## THE EXERCISE
Every record here needs to be written out again exactly.

## EXCERPTED RECORDS
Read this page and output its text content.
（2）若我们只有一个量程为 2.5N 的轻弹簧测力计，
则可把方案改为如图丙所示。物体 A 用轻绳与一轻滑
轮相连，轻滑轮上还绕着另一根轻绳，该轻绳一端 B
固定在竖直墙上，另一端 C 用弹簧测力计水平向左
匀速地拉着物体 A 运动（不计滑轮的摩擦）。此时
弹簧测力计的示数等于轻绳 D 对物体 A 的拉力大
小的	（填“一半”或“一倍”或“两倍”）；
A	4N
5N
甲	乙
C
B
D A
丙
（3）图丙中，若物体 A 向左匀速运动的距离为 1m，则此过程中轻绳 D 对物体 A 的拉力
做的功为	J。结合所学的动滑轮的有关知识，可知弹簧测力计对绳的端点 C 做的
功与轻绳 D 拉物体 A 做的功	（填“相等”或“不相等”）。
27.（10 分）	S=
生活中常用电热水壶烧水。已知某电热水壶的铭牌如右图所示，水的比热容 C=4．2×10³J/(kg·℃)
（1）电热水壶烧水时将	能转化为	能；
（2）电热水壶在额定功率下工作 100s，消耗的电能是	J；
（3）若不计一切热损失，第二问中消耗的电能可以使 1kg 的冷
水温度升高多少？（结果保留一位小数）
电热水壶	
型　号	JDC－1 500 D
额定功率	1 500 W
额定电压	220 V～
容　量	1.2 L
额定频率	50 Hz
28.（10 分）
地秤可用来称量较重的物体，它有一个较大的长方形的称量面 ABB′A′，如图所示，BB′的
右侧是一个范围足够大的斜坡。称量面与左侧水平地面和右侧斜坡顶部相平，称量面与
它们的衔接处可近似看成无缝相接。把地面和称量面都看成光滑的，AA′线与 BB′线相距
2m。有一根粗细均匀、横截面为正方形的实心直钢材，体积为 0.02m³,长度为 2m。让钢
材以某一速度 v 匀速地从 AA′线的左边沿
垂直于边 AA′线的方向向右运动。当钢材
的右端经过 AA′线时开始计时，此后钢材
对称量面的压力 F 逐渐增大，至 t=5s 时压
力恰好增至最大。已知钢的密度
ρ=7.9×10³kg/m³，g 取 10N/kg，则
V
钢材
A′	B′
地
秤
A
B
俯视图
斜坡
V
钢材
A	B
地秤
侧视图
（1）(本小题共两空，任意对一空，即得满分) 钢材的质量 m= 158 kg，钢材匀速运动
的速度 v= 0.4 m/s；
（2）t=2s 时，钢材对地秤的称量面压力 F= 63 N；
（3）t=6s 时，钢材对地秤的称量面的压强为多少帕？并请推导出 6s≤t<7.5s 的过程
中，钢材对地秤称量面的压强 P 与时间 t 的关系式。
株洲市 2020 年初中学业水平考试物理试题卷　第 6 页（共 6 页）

## FINAL RESULT
Read this page and output its text content.
（2）若我们只有一个量程为 2.5N 的轻弹簧测力计，
则可把方案改为如图丙所示。物体 A 用轻绳与一轻滑
轮相连，轻滑轮上还绕着另一根轻绳，该轻绳一端 B
固定在竖直墙上，另一端 C 用弹簧测力计水平向左
匀速地拉着物体 A 运动（不计滑轮的摩擦）。此时
弹簧测力计的示数等于轻绳 D 对物体 A 的拉力大
小的	（填“一半”或“一倍”或“两倍”）；
A	4N
5N
甲	乙
C
B
D A
丙
（3）图丙中，若物体 A 向左匀速运动的距离为 1m，则此过程中轻绳 D 对物体 A 的拉力
做的功为	J。结合所学的动滑轮的有关知识，可知弹簧测力计对绳的端点 C 做的
功与轻绳 D 拉物体 A 做的功	（填“相等”或“不相等”）。
27.（10 分）	S=
生活中常用电热水壶烧水。已知某电热水壶的铭牌如右图所示，水的比热容 C=4．2×10³J/(kg·℃)
（1）电热水壶烧水时将	能转化为	能；
（2）电热水壶在额定功率下工作 100s，消耗的电能是	J；
（3）若不计一切热损失，第二问中消耗的电能可以使 1kg 的冷
水温度升高多少？（结果保留一位小数）
电热水壶	
型　号	JDC－1 500 D
额定功率	1 500 W
额定电压	220 V～
容　量	1.2 L
额定频率	50 Hz
28.（10 分）
地秤可用来称量较重的物体，它有一个较大的长方形的称量面 ABB′A′，如图所示，BB′的
右侧是一个范围足够大的斜坡。称量面与左侧水平地面和右侧斜坡顶部相平，称量面与
它们的衔接处可近似看成无缝相接。把地面和称量面都看成光滑的，AA′线与 BB′线相距
2m。有一根粗细均匀、横截面为正方形的实心直钢材，体积为 0.02m³,长度为 2m。让钢
材以某一速度 v 匀速地从 AA′线的左边沿
垂直于边 AA′线的方向向右运动。当钢材
的右端经过 AA′线时开始计时，此后钢材
对称量面的压力 F 逐渐增大，至 t=5s 时压
力恰好增至最大。已知钢的密度
ρ=7.9×10³kg/m³，g 取 10N/kg，则
V
钢材
A′	B′
地
秤
A
B
俯视图
斜坡
V
钢材
A	B
地秤
侧视图
（1）(本小题共两空，任意对一空，即得满分) 钢材的质量 m= 158 kg，钢材匀速运动
的速度 v= 0.4 m/s；
（2）t=2s 时，钢材对地秤的称量面压力 F= 63 N；
（3）t=6s 时，钢材对地秤的称量面的压强为多少帕？并请推导出 6s≤t<7.5s 的过程
中，钢材对地秤称量面的压强 P 与时间 t 的关系式。
株洲市 2020 年初中学业水平考试物理试题卷　第 6 页（共 6 页）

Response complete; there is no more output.